[Stored dataset items]:
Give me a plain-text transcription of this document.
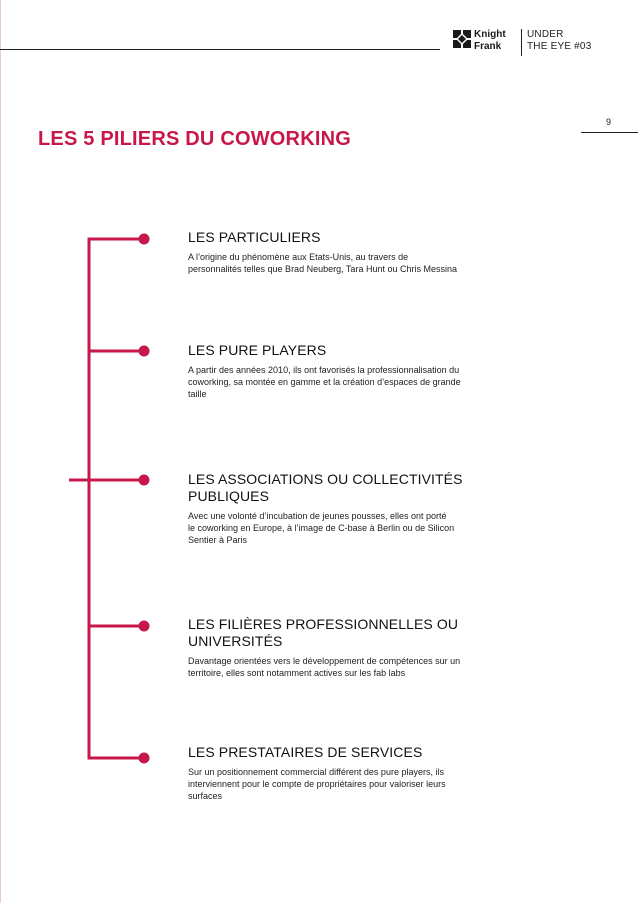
Knight
Frank
UNDER
THE EYE #03
9
LES 5 PILIERS DU COWORKING
LES PARTICULIERS

A l’origine du phénomène aux Etats-Unis, au travers de
personnalités telles que Brad Neuberg, Tara Hunt ou Chris Messina

LES PURE PLAYERS

A partir des années 2010, ils ont favorisés la professionnalisation du
coworking, sa montée en gamme et la création d’espaces de grande
taille

LES ASSOCIATIONS OU COLLECTIVITÉS
PUBLIQUES

Avec une volonté d’incubation de jeunes pousses, elles ont porté
le coworking en Europe, à l’image de C-base à Berlin ou de Silicon
Sentier à Paris

LES FILIÈRES PROFESSIONNELLES OU
UNIVERSITÉS

Davantage orientées vers le développement de compétences sur un
territoire, elles sont notamment actives sur les fab labs

LES PRESTATAIRES DE SERVICES

Sur un positionnement commercial différent des pure players, ils
interviennent pour le compte de propriétaires pour valoriser leurs
surfaces
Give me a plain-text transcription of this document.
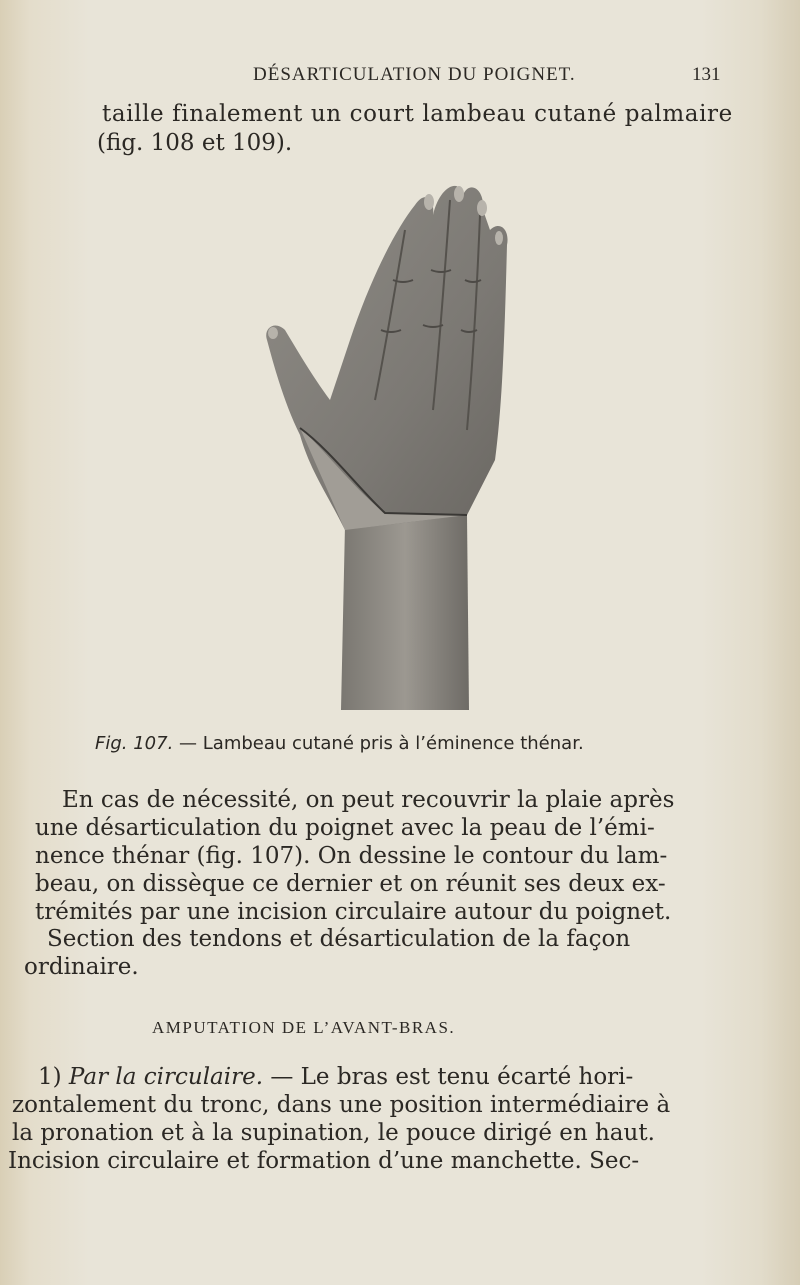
DÉSARTICULATION DU POIGNET.	131
taille finalement un court lambeau cutané palmaire
(fig. 108 et 109).
Fig. 107. — Lambeau cutané pris à l’éminence thénar.
En cas de nécessité, on peut recouvrir la plaie après
une désarticulation du poignet avec la peau de l’émi-
nence thénar (fig. 107). On dessine le contour du lam-
beau, on dissèque ce dernier et on réunit ses deux ex-
trémités par une incision circulaire autour du poignet.
Section des tendons et désarticulation de la façon
ordinaire.
AMPUTATION DE L’AVANT-BRAS.
1) Par la circulaire. — Le bras est tenu écarté hori-
zontalement du tronc, dans une position intermédiaire à
la pronation et à la supination, le pouce dirigé en haut.
Incision circulaire et formation d’une manchette. Sec-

[Job]:
Reproduce every record above exactly, but leave out the pictures.

[Response to this exercise]:
Give me a plain-text transcription of this document.
Knight
Frank
UNDER
THE EYE #03
9
LES 5 PILIERS DU COWORKING
LES PARTICULIERS

A l’origine du phénomène aux Etats-Unis, au travers de
personnalités telles que Brad Neuberg, Tara Hunt ou Chris Messina

LES PURE PLAYERS

A partir des années 2010, ils ont favorisés la professionnalisation du
coworking, sa montée en gamme et la création d’espaces de grande
taille

LES ASSOCIATIONS OU COLLECTIVITÉS
PUBLIQUES

Avec une volonté d’incubation de jeunes pousses, elles ont porté
le coworking en Europe, à l’image de C-base à Berlin ou de Silicon
Sentier à Paris

LES FILIÈRES PROFESSIONNELLES OU
UNIVERSITÉS

Davantage orientées vers le développement de compétences sur un
territoire, elles sont notamment actives sur les fab labs

LES PRESTATAIRES DE SERVICES

Sur un positionnement commercial différent des pure players, ils
interviennent pour le compte de propriétaires pour valoriser leurs
surfaces
Give me a plain-text transcription of this document.
DÉSARTICULATION DU POIGNET.	131
taille finalement un court lambeau cutané palmaire
(fig. 108 et 109).
Fig. 107. — Lambeau cutané pris à l’éminence thénar.
En cas de nécessité, on peut recouvrir la plaie après
une désarticulation du poignet avec la peau de l’émi-
nence thénar (fig. 107). On dessine le contour du lam-
beau, on dissèque ce dernier et on réunit ses deux ex-
trémités par une incision circulaire autour du poignet.
Section des tendons et désarticulation de la façon
ordinaire.
AMPUTATION DE L’AVANT-BRAS.
1) Par la circulaire. — Le bras est tenu écarté hori-
zontalement du tronc, dans une position intermédiaire à
la pronation et à la supination, le pouce dirigé en haut.
Incision circulaire et formation d’une manchette. Sec-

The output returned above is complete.